Requirements: What follows is a set of records, each of which is to be written out exactly.

Records from a data source:
-------------------------

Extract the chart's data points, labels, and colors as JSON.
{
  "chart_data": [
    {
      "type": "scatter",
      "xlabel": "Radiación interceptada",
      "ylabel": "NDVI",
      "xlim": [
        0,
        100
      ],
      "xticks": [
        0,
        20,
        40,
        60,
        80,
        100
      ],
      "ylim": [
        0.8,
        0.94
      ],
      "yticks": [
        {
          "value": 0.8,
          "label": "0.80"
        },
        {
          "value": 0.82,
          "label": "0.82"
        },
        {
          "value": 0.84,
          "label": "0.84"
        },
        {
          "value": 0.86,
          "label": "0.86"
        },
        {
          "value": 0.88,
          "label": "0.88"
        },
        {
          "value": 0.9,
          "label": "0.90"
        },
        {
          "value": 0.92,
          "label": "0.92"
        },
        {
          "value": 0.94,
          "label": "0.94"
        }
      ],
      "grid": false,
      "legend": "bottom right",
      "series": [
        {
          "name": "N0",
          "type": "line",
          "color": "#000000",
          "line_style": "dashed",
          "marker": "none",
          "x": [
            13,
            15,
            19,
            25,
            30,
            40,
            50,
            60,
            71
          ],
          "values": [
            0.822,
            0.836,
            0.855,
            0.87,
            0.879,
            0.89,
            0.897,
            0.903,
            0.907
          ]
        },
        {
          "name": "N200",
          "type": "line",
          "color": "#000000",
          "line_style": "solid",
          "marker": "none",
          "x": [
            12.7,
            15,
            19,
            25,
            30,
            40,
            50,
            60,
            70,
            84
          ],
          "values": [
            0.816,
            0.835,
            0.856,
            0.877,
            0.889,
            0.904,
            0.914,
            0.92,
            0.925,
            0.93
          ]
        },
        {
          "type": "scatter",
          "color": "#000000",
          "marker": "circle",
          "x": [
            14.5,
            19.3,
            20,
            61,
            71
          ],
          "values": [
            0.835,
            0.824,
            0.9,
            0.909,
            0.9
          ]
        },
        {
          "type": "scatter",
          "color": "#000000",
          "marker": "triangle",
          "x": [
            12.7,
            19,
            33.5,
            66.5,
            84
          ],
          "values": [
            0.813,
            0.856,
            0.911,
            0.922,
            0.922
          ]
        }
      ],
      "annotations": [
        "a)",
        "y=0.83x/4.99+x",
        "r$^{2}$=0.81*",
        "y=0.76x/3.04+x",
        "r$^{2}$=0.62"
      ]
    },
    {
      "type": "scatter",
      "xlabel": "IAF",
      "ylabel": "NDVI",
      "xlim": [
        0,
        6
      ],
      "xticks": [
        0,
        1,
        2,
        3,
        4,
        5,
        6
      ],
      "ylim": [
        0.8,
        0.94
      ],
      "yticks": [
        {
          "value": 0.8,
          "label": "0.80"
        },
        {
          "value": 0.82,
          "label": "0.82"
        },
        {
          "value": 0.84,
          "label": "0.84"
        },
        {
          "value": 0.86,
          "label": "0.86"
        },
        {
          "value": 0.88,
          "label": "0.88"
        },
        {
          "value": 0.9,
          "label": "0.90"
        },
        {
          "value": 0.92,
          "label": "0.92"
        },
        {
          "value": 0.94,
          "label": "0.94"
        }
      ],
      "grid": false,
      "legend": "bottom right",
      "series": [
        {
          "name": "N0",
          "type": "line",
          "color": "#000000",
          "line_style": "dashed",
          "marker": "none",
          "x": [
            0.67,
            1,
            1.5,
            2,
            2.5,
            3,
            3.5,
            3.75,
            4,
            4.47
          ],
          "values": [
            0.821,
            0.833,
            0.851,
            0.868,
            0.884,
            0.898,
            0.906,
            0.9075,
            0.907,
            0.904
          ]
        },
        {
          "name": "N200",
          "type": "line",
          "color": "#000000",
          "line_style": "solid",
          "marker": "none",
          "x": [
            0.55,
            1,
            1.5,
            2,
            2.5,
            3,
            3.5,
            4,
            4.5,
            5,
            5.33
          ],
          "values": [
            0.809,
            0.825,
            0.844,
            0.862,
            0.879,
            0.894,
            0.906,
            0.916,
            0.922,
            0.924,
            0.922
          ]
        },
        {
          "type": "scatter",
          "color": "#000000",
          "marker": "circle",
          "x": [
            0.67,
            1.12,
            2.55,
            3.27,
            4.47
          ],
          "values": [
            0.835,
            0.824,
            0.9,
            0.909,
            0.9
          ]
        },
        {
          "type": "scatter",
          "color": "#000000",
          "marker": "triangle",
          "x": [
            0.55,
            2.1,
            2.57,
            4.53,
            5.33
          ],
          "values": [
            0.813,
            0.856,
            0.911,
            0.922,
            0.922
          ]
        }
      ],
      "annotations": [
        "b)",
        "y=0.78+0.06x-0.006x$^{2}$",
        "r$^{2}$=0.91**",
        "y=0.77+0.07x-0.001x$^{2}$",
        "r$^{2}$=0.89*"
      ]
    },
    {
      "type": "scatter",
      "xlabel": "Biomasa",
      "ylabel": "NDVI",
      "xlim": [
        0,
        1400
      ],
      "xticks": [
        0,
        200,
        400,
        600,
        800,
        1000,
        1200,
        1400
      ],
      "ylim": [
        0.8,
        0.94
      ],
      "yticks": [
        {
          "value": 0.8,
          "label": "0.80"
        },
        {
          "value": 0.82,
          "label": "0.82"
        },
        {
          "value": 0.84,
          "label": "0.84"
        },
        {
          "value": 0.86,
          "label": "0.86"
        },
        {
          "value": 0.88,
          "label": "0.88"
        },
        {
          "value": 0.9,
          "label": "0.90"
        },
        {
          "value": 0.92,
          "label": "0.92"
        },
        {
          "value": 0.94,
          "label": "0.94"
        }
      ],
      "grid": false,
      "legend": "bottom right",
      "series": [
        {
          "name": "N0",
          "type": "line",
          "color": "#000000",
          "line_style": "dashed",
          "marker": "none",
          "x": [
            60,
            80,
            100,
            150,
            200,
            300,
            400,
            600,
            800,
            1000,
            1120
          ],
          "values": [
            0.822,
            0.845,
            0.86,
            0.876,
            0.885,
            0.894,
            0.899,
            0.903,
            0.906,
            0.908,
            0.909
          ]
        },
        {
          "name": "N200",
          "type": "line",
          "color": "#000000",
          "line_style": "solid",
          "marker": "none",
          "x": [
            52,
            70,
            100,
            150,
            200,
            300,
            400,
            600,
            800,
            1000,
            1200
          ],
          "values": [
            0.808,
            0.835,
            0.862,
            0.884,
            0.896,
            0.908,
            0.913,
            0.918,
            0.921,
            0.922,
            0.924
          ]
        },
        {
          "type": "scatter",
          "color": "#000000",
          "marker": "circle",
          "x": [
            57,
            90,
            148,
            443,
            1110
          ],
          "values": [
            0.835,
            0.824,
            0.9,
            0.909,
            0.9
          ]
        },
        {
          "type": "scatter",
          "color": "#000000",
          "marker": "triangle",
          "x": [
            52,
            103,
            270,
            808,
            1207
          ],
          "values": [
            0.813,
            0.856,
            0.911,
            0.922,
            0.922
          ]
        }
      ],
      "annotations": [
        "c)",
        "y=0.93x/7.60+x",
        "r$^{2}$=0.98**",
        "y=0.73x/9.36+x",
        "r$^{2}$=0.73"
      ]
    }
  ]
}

-------------------------

Written response:
Extract the chart's data points, labels, and colors as JSON.
{
  "chart_data": [
    {
      "type": "scatter",
      "xlabel": "Radiación interceptada",
      "ylabel": "NDVI",
      "xlim": [
        0,
        100
      ],
      "xticks": [
        0,
        20,
        40,
        60,
        80,
        100
      ],
      "ylim": [
        0.8,
        0.94
      ],
      "yticks": [
        {
          "value": 0.8,
          "label": "0.80"
        },
        {
          "value": 0.82,
          "label": "0.82"
        },
        {
          "value": 0.84,
          "label": "0.84"
        },
        {
          "value": 0.86,
          "label": "0.86"
        },
        {
          "value": 0.88,
          "label": "0.88"
        },
        {
          "value": 0.9,
          "label": "0.90"
        },
        {
          "value": 0.92,
          "label": "0.92"
        },
        {
          "value": 0.94,
          "label": "0.94"
        }
      ],
      "grid": false,
      "legend": "bottom right",
      "series": [
        {
          "name": "N0",
          "type": "line",
          "color": "#000000",
          "line_style": "dashed",
          "marker": "none",
          "x": [
            13,
            15,
            19,
            25,
            30,
            40,
            50,
            60,
            71
          ],
          "values": [
            0.822,
            0.836,
            0.855,
            0.87,
            0.879,
            0.89,
            0.897,
            0.903,
            0.907
          ]
        },
        {
          "name": "N200",
          "type": "line",
          "color": "#000000",
          "line_style": "solid",
          "marker": "none",
          "x": [
            12.7,
            15,
            19,
            25,
            30,
            40,
            50,
            60,
            70,
            84
          ],
          "values": [
            0.816,
            0.835,
            0.856,
            0.877,
            0.889,
            0.904,
            0.914,
            0.92,
            0.925,
            0.93
          ]
        },
        {
          "type": "scatter",
          "color": "#000000",
          "marker": "circle",
          "x": [
            14.5,
            19.3,
            20,
            61,
            71
          ],
          "values": [
            0.835,
            0.824,
            0.9,
            0.909,
            0.9
          ]
        },
        {
          "type": "scatter",
          "color": "#000000",
          "marker": "triangle",
          "x": [
            12.7,
            19,
            33.5,
            66.5,
            84
          ],
          "values": [
            0.813,
            0.856,
            0.911,
            0.922,
            0.922
          ]
        }
      ],
      "annotations": [
        "a)",
        "y=0.83x/4.99+x",
        "r$^{2}$=0.81*",
        "y=0.76x/3.04+x",
        "r$^{2}$=0.62"
      ]
    },
    {
      "type": "scatter",
      "xlabel": "IAF",
      "ylabel": "NDVI",
      "xlim": [
        0,
        6
      ],
      "xticks": [
        0,
        1,
        2,
        3,
        4,
        5,
        6
      ],
      "ylim": [
        0.8,
        0.94
      ],
      "yticks": [
        {
          "value": 0.8,
          "label": "0.80"
        },
        {
          "value": 0.82,
          "label": "0.82"
        },
        {
          "value": 0.84,
          "label": "0.84"
        },
        {
          "value": 0.86,
          "label": "0.86"
        },
        {
          "value": 0.88,
          "label": "0.88"
        },
        {
          "value": 0.9,
          "label": "0.90"
        },
        {
          "value": 0.92,
          "label": "0.92"
        },
        {
          "value": 0.94,
          "label": "0.94"
        }
      ],
      "grid": false,
      "legend": "bottom right",
      "series": [
        {
          "name": "N0",
          "type": "line",
          "color": "#000000",
          "line_style": "dashed",
          "marker": "none",
          "x": [
            0.67,
            1,
            1.5,
            2,
            2.5,
            3,
            3.5,
            3.75,
            4,
            4.47
          ],
          "values": [
            0.821,
            0.833,
            0.851,
            0.868,
            0.884,
            0.898,
            0.906,
            0.9075,
            0.907,
            0.904
          ]
        },
        {
          "name": "N200",
          "type": "line",
          "color": "#000000",
          "line_style": "solid",
          "marker": "none",
          "x": [
            0.55,
            1,
            1.5,
            2,
            2.5,
            3,
            3.5,
            4,
            4.5,
            5,
            5.33
          ],
          "values": [
            0.809,
            0.825,
            0.844,
            0.862,
            0.879,
            0.894,
            0.906,
            0.916,
            0.922,
            0.924,
            0.922
          ]
        },
        {
          "type": "scatter",
          "color": "#000000",
          "marker": "circle",
          "x": [
            0.67,
            1.12,
            2.55,
            3.27,
            4.47
          ],
          "values": [
            0.835,
            0.824,
            0.9,
            0.909,
            0.9
          ]
        },
        {
          "type": "scatter",
          "color": "#000000",
          "marker": "triangle",
          "x": [
            0.55,
            2.1,
            2.57,
            4.53,
            5.33
          ],
          "values": [
            0.813,
            0.856,
            0.911,
            0.922,
            0.922
          ]
        }
      ],
      "annotations": [
        "b)",
        "y=0.78+0.06x-0.006x$^{2}$",
        "r$^{2}$=0.91**",
        "y=0.77+0.07x-0.001x$^{2}$",
        "r$^{2}$=0.89*"
      ]
    },
    {
      "type": "scatter",
      "xlabel": "Biomasa",
      "ylabel": "NDVI",
      "xlim": [
        0,
        1400
      ],
      "xticks": [
        0,
        200,
        400,
        600,
        800,
        1000,
        1200,
        1400
      ],
      "ylim": [
        0.8,
        0.94
      ],
      "yticks": [
        {
          "value": 0.8,
          "label": "0.80"
        },
        {
          "value": 0.82,
          "label": "0.82"
        },
        {
          "value": 0.84,
          "label": "0.84"
        },
        {
          "value": 0.86,
          "label": "0.86"
        },
        {
          "value": 0.88,
          "label": "0.88"
        },
        {
          "value": 0.9,
          "label": "0.90"
        },
        {
          "value": 0.92,
          "label": "0.92"
        },
        {
          "value": 0.94,
          "label": "0.94"
        }
      ],
      "grid": false,
      "legend": "bottom right",
      "series": [
        {
          "name": "N0",
          "type": "line",
          "color": "#000000",
          "line_style": "dashed",
          "marker": "none",
          "x": [
            60,
            80,
            100,
            150,
            200,
            300,
            400,
            600,
            800,
            1000,
            1120
          ],
          "values": [
            0.822,
            0.845,
            0.86,
            0.876,
            0.885,
            0.894,
            0.899,
            0.903,
            0.906,
            0.908,
            0.909
          ]
        },
        {
          "name": "N200",
          "type": "line",
          "color": "#000000",
          "line_style": "solid",
          "marker": "none",
          "x": [
            52,
            70,
            100,
            150,
            200,
            300,
            400,
            600,
            800,
            1000,
            1200
          ],
          "values": [
            0.808,
            0.835,
            0.862,
            0.884,
            0.896,
            0.908,
            0.913,
            0.918,
            0.921,
            0.922,
            0.924
          ]
        },
        {
          "type": "scatter",
          "color": "#000000",
          "marker": "circle",
          "x": [
            57,
            90,
            148,
            443,
            1110
          ],
          "values": [
            0.835,
            0.824,
            0.9,
            0.909,
            0.9
          ]
        },
        {
          "type": "scatter",
          "color": "#000000",
          "marker": "triangle",
          "x": [
            52,
            103,
            270,
            808,
            1207
          ],
          "values": [
            0.813,
            0.856,
            0.911,
            0.922,
            0.922
          ]
        }
      ],
      "annotations": [
        "c)",
        "y=0.93x/7.60+x",
        "r$^{2}$=0.98**",
        "y=0.73x/9.36+x",
        "r$^{2}$=0.73"
      ]
    }
  ]
}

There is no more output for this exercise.